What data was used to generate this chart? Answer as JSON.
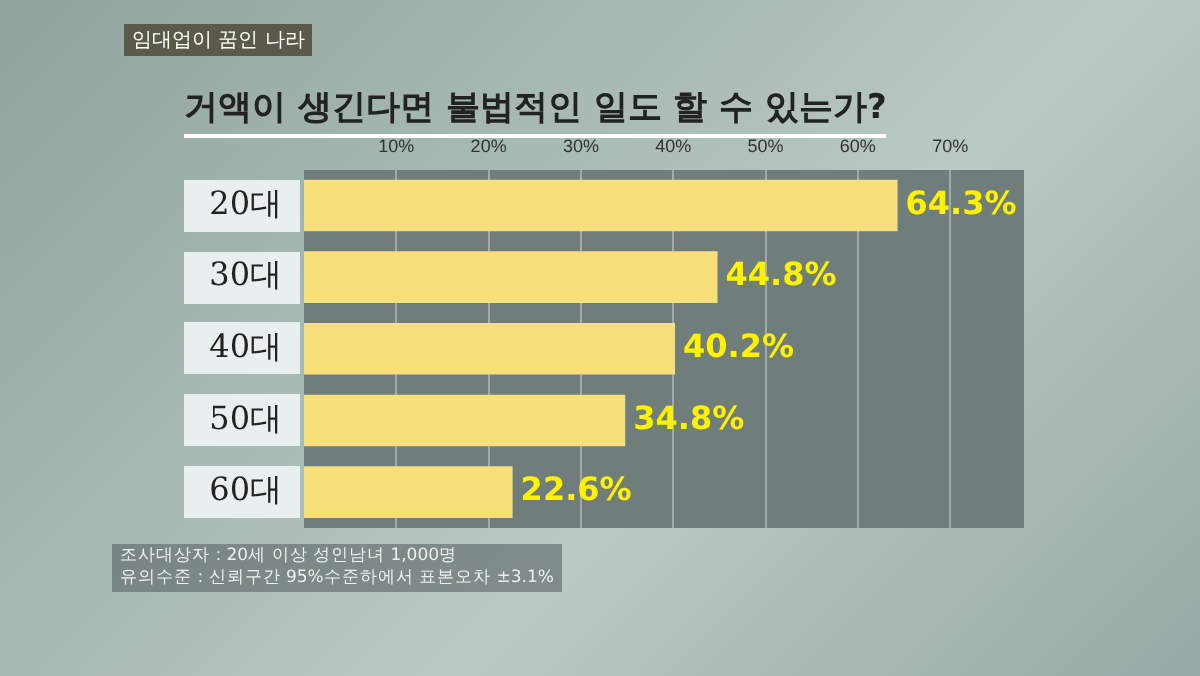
{
  "chart_data": {
    "type": "bar",
    "orientation": "horizontal",
    "title": "거액이 생긴다면 불법적인 일도 할 수 있는가?",
    "categories": [
      "20대",
      "30대",
      "40대",
      "50대",
      "60대"
    ],
    "values": [
      64.3,
      44.8,
      40.2,
      34.8,
      22.6
    ],
    "color": "#f7e07a",
    "value_labels": [
      "64.3%",
      "44.8%",
      "40.2%",
      "34.8%",
      "22.6%"
    ],
    "xlim": [
      0,
      78
    ],
    "xticks": [
      {
        "value": 10,
        "label": "10%"
      },
      {
        "value": 20,
        "label": "20%"
      },
      {
        "value": 30,
        "label": "30%"
      },
      {
        "value": 40,
        "label": "40%"
      },
      {
        "value": 50,
        "label": "50%"
      },
      {
        "value": 60,
        "label": "60%"
      },
      {
        "value": 70,
        "label": "70%"
      }
    ],
    "grid": "x",
    "annotations": [
      "임대업이 꿈인 나라",
      "조사대상자 : 20세 이상 성인남녀 1,000명",
      "유의수준 : 신뢰구간 95%수준하에서 표본오차 ±3.1%"
    ]
  }
}
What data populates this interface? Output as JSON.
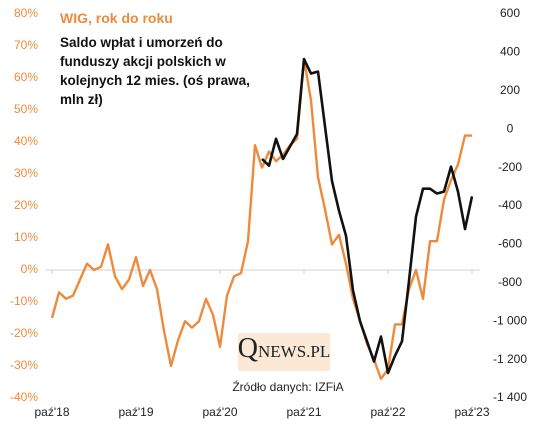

------------------------------

• What to produce
Locate each line containing the string "this" and show it.

• Finished answer
What data was used to generate this chart? Answer as JSON.
What data populates this interface? Output as JSON.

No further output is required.